>> BEGIN
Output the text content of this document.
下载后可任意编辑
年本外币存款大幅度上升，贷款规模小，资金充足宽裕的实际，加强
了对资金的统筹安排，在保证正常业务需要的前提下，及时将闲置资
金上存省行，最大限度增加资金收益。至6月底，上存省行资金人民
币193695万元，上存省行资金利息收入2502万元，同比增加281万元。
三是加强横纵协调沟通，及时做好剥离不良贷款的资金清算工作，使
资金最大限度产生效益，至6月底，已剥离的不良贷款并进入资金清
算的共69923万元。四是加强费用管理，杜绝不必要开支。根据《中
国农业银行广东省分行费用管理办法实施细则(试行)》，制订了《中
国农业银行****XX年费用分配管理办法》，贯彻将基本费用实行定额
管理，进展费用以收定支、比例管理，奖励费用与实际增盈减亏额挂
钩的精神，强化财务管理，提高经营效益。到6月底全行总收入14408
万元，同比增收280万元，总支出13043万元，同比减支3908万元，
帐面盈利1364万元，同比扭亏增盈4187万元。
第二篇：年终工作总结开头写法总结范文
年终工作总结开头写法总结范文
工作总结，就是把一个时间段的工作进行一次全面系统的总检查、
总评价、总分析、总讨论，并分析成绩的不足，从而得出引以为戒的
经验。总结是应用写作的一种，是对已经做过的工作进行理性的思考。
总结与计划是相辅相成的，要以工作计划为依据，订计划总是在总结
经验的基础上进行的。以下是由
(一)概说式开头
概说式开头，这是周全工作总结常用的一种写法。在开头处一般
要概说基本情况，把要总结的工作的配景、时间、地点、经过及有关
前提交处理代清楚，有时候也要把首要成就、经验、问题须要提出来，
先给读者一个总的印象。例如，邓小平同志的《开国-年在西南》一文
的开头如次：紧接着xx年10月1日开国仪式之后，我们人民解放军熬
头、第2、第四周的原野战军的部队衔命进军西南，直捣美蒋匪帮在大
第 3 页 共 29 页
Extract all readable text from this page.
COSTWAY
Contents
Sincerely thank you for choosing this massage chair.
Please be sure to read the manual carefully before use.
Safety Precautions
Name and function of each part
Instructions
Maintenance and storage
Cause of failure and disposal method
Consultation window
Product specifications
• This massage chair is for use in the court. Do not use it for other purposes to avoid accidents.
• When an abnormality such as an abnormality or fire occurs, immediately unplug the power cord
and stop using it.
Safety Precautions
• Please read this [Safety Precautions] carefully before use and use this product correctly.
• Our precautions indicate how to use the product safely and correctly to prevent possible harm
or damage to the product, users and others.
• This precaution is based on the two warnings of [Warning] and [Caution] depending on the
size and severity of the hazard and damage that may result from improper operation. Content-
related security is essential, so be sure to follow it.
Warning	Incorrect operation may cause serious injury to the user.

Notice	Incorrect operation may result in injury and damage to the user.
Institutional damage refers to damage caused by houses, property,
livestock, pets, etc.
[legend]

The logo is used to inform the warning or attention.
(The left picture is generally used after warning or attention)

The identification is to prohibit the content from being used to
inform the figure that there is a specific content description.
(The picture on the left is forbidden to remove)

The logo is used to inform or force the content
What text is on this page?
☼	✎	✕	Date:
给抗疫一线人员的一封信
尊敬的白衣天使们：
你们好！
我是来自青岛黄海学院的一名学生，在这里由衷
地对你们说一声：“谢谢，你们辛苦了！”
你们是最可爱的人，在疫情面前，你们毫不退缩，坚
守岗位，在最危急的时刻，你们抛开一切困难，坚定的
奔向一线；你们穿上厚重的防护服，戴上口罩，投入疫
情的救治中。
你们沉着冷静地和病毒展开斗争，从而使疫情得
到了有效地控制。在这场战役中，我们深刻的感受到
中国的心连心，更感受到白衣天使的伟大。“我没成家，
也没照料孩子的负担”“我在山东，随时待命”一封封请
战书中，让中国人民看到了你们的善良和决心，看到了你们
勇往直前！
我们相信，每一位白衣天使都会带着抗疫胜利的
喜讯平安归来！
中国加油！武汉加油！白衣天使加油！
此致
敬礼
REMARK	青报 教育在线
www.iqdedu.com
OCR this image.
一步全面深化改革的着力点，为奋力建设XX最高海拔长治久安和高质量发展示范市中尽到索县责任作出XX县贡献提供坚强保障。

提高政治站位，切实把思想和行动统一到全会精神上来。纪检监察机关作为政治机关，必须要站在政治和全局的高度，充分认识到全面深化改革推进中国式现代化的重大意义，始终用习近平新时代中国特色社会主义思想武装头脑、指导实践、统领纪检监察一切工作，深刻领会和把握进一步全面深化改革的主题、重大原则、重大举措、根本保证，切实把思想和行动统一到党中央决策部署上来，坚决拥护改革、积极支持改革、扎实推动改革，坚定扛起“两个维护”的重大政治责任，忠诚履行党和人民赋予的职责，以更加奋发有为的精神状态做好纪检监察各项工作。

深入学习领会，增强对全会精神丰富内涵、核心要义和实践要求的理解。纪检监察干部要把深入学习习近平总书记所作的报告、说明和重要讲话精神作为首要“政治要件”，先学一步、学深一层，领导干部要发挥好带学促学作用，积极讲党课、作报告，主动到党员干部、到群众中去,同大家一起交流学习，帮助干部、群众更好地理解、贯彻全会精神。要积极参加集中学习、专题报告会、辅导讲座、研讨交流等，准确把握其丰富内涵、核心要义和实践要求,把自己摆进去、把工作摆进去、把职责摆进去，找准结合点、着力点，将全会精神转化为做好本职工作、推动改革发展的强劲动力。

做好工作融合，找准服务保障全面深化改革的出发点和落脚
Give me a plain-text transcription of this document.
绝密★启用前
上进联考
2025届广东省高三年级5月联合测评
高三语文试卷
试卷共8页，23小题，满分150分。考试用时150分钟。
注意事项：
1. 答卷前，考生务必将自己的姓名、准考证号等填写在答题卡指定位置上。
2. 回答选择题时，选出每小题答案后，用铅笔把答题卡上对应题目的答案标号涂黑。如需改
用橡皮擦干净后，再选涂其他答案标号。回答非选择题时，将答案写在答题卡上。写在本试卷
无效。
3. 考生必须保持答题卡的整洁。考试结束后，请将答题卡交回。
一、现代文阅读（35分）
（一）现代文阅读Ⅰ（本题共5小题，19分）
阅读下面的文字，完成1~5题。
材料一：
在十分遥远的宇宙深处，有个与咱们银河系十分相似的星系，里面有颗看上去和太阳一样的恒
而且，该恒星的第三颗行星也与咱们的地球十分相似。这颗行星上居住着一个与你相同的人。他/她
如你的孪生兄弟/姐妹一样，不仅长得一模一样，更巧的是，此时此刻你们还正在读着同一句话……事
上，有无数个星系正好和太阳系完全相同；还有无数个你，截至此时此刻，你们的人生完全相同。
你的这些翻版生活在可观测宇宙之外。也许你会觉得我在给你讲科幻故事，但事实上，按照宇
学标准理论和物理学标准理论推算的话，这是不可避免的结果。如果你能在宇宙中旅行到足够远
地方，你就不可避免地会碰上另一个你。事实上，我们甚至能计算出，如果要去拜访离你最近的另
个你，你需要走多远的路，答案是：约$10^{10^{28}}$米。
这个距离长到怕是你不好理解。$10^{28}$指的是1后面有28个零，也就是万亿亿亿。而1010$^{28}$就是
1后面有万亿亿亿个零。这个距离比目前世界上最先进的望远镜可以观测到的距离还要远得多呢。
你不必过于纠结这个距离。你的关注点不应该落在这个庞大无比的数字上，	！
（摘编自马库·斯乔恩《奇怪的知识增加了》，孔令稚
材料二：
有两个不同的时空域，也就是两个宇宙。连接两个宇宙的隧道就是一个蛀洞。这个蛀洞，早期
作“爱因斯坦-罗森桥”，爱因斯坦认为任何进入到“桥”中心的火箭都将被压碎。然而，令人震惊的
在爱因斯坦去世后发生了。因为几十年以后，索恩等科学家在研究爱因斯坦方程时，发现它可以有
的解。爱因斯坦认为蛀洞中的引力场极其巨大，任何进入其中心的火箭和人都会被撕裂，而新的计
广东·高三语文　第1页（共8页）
>> END
Repeat exactly, and only, the lines from the line with "Give me a plain-text" through the end of the listing above, both ends included.

Give me a plain-text transcription of this document.
绝密★启用前
上进联考
2025届广东省高三年级5月联合测评
高三语文试卷
试卷共8页，23小题，满分150分。考试用时150分钟。
注意事项：
1. 答卷前，考生务必将自己的姓名、准考证号等填写在答题卡指定位置上。
2. 回答选择题时，选出每小题答案后，用铅笔把答题卡上对应题目的答案标号涂黑。如需改
用橡皮擦干净后，再选涂其他答案标号。回答非选择题时，将答案写在答题卡上。写在本试卷
无效。
3. 考生必须保持答题卡的整洁。考试结束后，请将答题卡交回。
一、现代文阅读（35分）
（一）现代文阅读Ⅰ（本题共5小题，19分）
阅读下面的文字，完成1~5题。
材料一：
在十分遥远的宇宙深处，有个与咱们银河系十分相似的星系，里面有颗看上去和太阳一样的恒
而且，该恒星的第三颗行星也与咱们的地球十分相似。这颗行星上居住着一个与你相同的人。他/她
如你的孪生兄弟/姐妹一样，不仅长得一模一样，更巧的是，此时此刻你们还正在读着同一句话……事
上，有无数个星系正好和太阳系完全相同；还有无数个你，截至此时此刻，你们的人生完全相同。
你的这些翻版生活在可观测宇宙之外。也许你会觉得我在给你讲科幻故事，但事实上，按照宇
学标准理论和物理学标准理论推算的话，这是不可避免的结果。如果你能在宇宙中旅行到足够远
地方，你就不可避免地会碰上另一个你。事实上，我们甚至能计算出，如果要去拜访离你最近的另
个你，你需要走多远的路，答案是：约$10^{10^{28}}$米。
这个距离长到怕是你不好理解。$10^{28}$指的是1后面有28个零，也就是万亿亿亿。而1010$^{28}$就是
1后面有万亿亿亿个零。这个距离比目前世界上最先进的望远镜可以观测到的距离还要远得多呢。
你不必过于纠结这个距离。你的关注点不应该落在这个庞大无比的数字上，	！
（摘编自马库·斯乔恩《奇怪的知识增加了》，孔令稚
材料二：
有两个不同的时空域，也就是两个宇宙。连接两个宇宙的隧道就是一个蛀洞。这个蛀洞，早期
作“爱因斯坦-罗森桥”，爱因斯坦认为任何进入到“桥”中心的火箭都将被压碎。然而，令人震惊的
在爱因斯坦去世后发生了。因为几十年以后，索恩等科学家在研究爱因斯坦方程时，发现它可以有
的解。爱因斯坦认为蛀洞中的引力场极其巨大，任何进入其中心的火箭和人都会被撕裂，而新的计
广东·高三语文　第1页（共8页）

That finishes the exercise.